Copy out every line that contains "delete".
[Begin]
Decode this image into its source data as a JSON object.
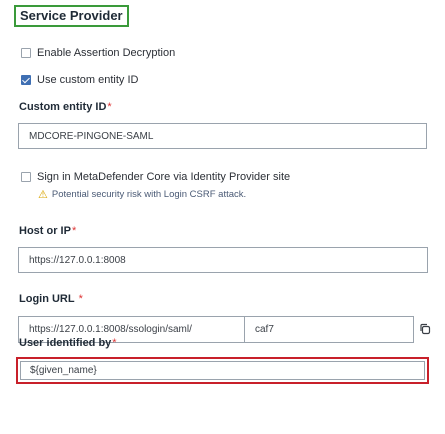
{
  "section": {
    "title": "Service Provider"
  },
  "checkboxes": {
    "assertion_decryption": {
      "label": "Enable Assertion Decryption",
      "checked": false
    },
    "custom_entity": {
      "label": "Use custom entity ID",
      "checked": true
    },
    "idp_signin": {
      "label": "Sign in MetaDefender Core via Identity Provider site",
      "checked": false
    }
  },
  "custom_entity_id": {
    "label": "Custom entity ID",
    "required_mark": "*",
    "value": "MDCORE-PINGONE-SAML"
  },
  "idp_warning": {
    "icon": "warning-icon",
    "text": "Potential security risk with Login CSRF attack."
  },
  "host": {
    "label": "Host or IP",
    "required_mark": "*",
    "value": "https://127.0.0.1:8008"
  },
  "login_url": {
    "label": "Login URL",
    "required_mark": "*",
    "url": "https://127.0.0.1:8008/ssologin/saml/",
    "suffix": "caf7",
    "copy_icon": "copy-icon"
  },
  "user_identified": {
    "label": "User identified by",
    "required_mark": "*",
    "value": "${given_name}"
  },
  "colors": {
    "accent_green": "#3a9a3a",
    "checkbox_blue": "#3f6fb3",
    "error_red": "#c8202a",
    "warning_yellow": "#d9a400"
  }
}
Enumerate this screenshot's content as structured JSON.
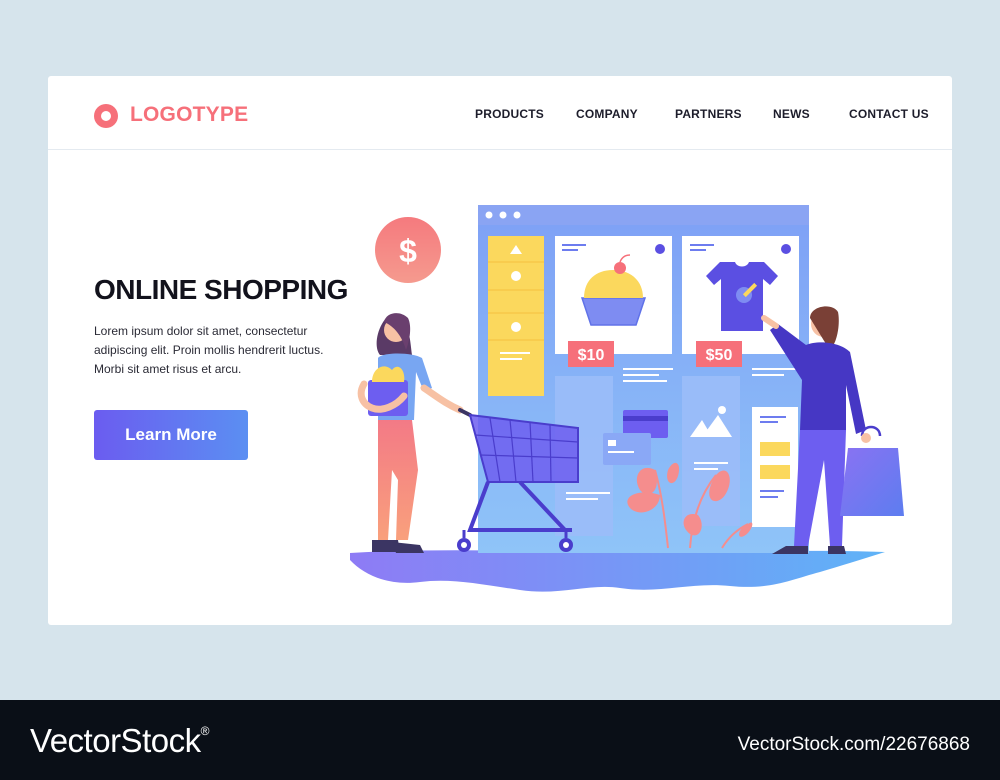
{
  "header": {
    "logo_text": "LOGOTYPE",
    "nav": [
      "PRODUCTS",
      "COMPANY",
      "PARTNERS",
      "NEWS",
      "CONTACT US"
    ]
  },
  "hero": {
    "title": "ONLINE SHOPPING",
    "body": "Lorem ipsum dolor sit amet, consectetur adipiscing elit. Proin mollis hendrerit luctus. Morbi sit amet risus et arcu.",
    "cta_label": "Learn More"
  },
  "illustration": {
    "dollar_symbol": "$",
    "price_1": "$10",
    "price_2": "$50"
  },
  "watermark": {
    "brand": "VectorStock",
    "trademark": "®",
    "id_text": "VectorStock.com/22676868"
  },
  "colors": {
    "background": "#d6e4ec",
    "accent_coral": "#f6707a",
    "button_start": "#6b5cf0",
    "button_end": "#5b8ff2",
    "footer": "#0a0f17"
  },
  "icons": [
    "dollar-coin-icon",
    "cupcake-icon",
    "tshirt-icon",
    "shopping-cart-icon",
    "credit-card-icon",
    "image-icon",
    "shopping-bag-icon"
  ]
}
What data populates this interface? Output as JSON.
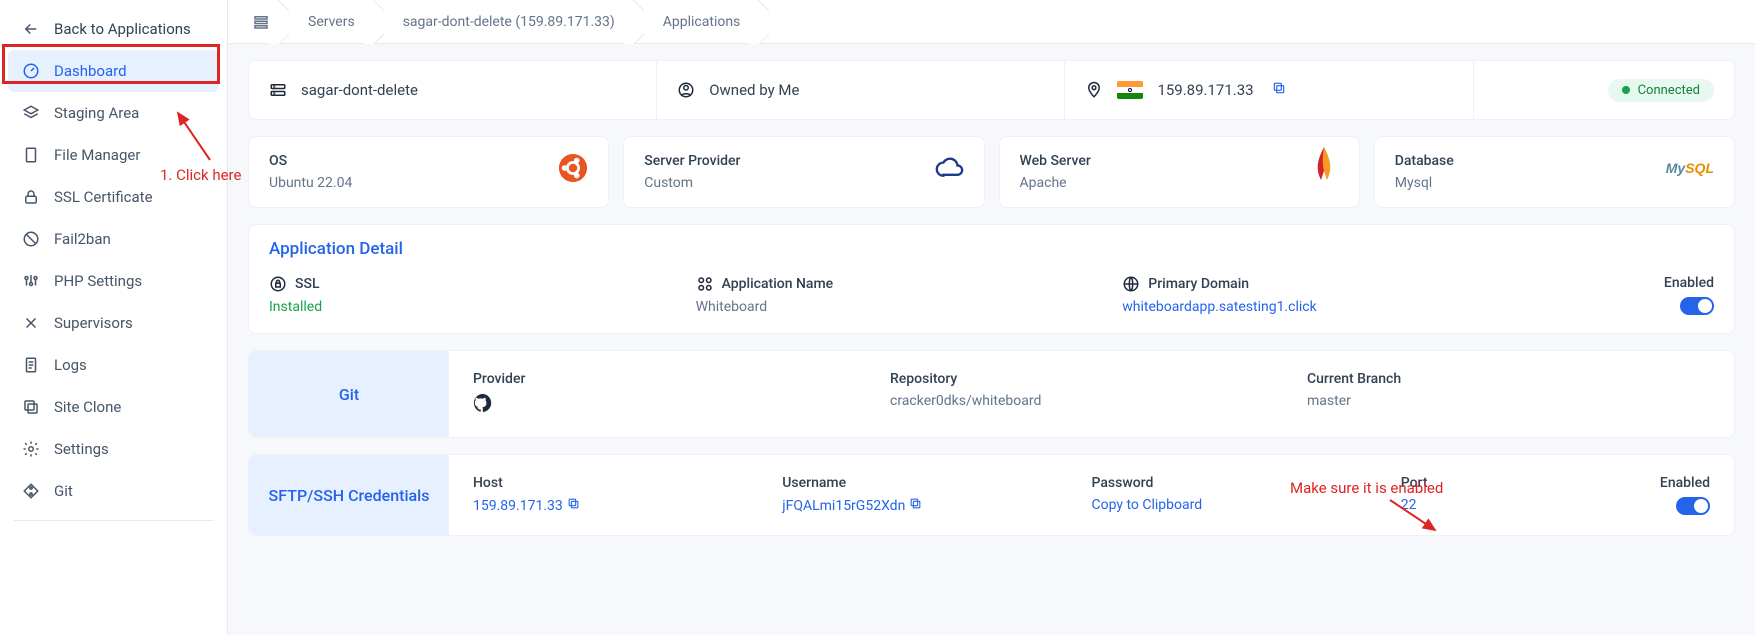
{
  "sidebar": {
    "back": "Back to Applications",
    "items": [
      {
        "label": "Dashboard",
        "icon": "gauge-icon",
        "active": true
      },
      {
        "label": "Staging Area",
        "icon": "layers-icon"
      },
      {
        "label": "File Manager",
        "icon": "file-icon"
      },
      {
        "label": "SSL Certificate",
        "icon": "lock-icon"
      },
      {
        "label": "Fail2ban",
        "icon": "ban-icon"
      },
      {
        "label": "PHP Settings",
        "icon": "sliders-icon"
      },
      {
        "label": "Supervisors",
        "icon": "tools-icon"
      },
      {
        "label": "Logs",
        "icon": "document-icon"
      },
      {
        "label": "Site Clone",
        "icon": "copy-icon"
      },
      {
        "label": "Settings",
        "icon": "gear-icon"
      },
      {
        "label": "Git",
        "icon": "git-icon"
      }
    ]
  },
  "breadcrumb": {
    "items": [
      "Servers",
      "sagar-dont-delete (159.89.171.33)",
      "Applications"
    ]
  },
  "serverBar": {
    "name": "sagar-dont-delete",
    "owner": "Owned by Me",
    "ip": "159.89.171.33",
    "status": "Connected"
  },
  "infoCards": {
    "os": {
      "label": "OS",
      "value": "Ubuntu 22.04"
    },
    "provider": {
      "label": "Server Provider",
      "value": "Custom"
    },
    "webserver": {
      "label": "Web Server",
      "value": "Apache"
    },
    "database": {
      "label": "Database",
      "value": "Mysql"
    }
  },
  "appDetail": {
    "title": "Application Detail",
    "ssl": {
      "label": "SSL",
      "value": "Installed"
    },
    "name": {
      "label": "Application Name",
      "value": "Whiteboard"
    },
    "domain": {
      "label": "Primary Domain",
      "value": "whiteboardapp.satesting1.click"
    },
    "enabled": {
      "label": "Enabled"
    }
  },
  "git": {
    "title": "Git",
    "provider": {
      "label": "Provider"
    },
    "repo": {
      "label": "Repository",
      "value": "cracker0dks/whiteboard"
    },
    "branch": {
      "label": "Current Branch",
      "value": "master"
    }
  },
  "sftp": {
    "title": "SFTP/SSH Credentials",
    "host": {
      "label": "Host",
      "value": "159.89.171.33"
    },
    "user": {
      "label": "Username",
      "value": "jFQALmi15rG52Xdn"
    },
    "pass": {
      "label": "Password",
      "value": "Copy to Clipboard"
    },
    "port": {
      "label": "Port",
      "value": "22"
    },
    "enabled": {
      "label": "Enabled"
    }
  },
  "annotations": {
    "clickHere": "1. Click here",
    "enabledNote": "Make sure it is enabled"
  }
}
[End]
[Begin]
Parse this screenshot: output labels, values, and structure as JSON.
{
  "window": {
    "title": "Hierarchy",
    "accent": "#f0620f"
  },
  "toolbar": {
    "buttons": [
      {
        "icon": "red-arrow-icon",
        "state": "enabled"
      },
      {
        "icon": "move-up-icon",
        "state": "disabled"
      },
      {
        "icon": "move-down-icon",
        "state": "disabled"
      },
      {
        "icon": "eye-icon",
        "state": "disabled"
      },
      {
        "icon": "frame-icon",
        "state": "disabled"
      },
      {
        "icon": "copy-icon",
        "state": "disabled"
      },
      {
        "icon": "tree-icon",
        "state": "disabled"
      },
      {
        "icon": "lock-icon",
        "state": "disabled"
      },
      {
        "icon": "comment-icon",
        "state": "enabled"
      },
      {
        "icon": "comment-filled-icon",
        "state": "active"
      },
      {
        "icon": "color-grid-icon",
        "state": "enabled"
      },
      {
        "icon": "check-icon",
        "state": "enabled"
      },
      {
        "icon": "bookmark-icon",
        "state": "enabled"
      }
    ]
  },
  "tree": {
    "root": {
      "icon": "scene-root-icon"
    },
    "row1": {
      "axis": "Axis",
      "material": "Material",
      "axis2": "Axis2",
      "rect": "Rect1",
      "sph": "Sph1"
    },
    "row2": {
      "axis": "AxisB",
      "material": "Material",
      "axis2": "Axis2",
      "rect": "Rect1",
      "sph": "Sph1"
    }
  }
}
[End]
[Begin]
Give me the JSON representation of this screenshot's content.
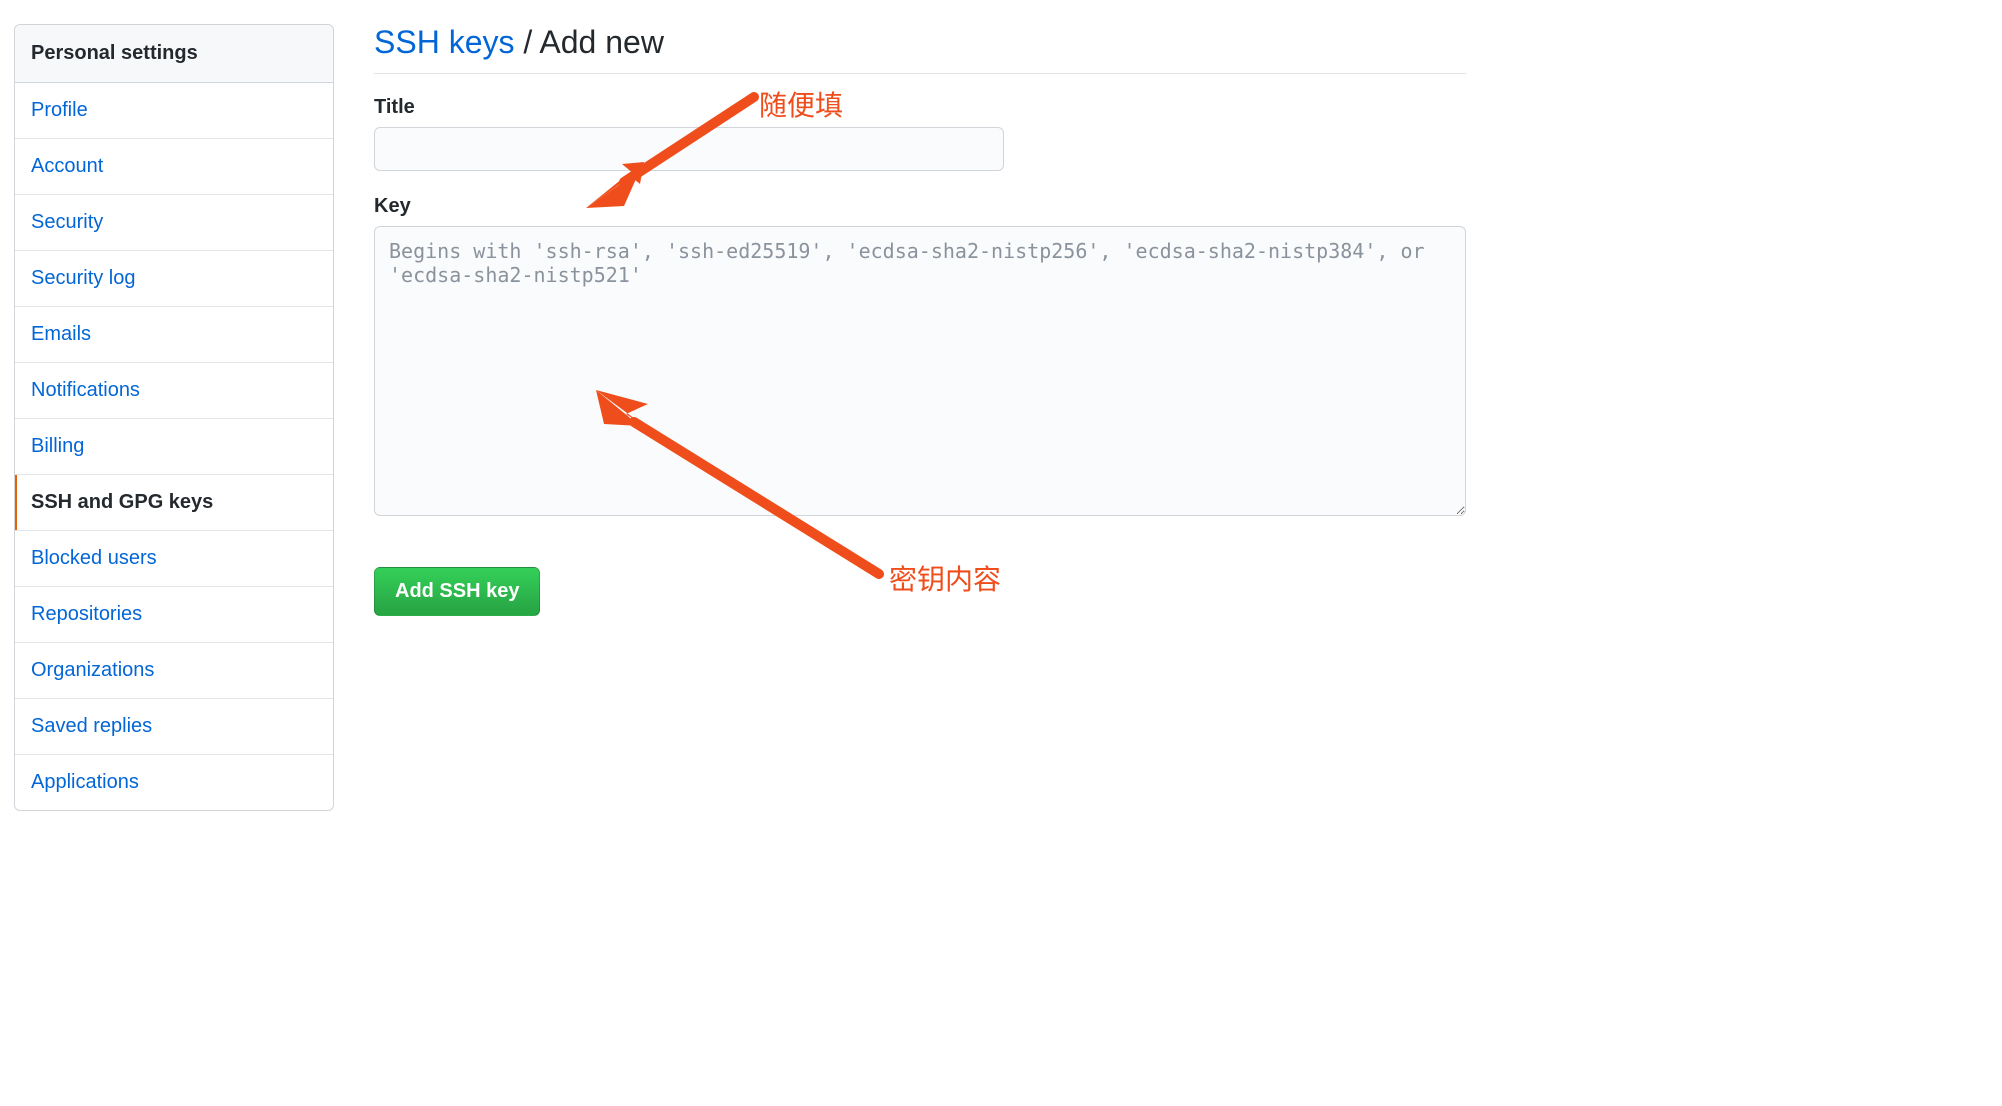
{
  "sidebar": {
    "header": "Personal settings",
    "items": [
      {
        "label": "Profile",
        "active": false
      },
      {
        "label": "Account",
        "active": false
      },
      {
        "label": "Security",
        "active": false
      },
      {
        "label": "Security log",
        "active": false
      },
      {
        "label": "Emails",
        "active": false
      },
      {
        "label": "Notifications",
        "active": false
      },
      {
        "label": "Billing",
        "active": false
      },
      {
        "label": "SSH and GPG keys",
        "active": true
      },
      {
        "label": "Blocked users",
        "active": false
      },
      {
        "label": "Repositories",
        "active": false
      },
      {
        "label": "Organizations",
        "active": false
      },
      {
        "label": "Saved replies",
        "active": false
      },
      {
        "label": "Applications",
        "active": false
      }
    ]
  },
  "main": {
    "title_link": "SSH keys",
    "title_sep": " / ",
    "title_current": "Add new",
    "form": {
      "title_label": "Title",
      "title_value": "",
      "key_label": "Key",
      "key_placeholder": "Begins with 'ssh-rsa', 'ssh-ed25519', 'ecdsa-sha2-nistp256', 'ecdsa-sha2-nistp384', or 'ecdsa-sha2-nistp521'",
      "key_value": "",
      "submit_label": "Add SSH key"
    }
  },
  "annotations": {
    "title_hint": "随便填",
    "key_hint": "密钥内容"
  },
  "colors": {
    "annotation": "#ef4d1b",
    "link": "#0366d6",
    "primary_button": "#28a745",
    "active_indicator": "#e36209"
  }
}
[End]
**Answer to the task:**
      "sagar-dont-delete (159.89.171.33)",
    "name": "sagar-dont-delete",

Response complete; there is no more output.